++++ Input data

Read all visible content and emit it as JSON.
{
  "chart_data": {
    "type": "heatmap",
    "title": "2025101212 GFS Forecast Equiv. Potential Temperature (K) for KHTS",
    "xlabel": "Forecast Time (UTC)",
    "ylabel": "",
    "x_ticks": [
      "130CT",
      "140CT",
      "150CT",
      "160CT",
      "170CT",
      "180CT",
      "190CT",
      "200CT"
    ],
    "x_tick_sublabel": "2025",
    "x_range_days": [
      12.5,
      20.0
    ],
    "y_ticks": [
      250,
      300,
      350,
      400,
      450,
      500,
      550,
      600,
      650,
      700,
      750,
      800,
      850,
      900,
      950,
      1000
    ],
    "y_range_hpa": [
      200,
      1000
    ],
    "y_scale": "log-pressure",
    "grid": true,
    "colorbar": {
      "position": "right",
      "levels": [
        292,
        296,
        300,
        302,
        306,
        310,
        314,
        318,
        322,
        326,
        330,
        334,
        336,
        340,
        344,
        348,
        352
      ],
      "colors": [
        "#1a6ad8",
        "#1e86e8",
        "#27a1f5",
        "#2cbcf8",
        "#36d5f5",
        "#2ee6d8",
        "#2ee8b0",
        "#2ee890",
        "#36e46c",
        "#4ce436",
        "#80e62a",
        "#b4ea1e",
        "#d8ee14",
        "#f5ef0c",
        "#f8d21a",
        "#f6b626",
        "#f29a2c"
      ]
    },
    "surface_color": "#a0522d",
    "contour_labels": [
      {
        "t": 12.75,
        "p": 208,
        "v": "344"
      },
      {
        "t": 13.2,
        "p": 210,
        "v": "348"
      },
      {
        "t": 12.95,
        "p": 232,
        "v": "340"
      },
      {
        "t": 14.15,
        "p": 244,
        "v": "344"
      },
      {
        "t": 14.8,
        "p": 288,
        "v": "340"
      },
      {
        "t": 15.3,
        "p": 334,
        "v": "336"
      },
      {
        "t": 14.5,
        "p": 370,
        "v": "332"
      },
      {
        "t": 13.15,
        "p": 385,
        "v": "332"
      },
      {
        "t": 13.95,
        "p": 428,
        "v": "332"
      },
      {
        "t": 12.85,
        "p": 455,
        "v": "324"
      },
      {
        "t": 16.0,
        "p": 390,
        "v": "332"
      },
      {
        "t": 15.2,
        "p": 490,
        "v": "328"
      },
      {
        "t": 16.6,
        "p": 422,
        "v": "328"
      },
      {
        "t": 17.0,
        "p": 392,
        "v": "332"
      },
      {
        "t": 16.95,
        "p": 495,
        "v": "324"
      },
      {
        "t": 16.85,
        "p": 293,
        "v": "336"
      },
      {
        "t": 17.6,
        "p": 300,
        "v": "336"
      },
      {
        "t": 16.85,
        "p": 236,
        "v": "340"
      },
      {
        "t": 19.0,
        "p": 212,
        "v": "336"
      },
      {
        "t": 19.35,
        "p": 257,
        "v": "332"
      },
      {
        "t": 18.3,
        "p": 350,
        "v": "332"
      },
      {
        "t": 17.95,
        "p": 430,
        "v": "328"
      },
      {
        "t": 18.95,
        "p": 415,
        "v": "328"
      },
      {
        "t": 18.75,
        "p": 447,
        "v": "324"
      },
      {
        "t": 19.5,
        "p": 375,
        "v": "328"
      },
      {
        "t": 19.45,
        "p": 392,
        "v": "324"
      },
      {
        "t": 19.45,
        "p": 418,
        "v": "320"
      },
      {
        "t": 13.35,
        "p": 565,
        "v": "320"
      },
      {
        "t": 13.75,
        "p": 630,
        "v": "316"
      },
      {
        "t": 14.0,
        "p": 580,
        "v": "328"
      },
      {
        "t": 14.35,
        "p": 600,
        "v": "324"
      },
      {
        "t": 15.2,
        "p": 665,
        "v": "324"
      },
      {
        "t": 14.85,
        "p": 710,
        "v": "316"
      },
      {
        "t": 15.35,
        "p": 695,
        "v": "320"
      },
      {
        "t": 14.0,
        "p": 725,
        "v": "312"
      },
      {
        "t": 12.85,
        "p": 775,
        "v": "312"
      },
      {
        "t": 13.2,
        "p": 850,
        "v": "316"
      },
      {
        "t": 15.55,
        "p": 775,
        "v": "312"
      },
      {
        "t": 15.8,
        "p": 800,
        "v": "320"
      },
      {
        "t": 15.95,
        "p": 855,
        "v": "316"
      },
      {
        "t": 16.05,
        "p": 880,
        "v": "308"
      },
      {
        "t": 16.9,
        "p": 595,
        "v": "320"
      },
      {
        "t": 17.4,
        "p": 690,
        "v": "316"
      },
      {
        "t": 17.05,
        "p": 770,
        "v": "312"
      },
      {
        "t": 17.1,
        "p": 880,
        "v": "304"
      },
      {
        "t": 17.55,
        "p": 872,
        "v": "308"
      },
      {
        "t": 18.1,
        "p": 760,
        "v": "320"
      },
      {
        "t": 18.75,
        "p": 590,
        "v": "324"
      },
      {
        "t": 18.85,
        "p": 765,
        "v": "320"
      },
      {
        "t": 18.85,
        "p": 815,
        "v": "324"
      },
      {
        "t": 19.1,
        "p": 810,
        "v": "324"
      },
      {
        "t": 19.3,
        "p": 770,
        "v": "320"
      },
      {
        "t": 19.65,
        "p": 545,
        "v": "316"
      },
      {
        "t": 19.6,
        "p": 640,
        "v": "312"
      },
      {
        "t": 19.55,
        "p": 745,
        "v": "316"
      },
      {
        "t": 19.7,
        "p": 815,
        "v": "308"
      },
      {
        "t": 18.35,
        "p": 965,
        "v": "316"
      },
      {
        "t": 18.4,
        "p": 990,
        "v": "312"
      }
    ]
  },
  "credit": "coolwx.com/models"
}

++++++++

**Directions**
Say how many lines of the listing above contain "Forecast", with no other words.

**Exercise solution**
2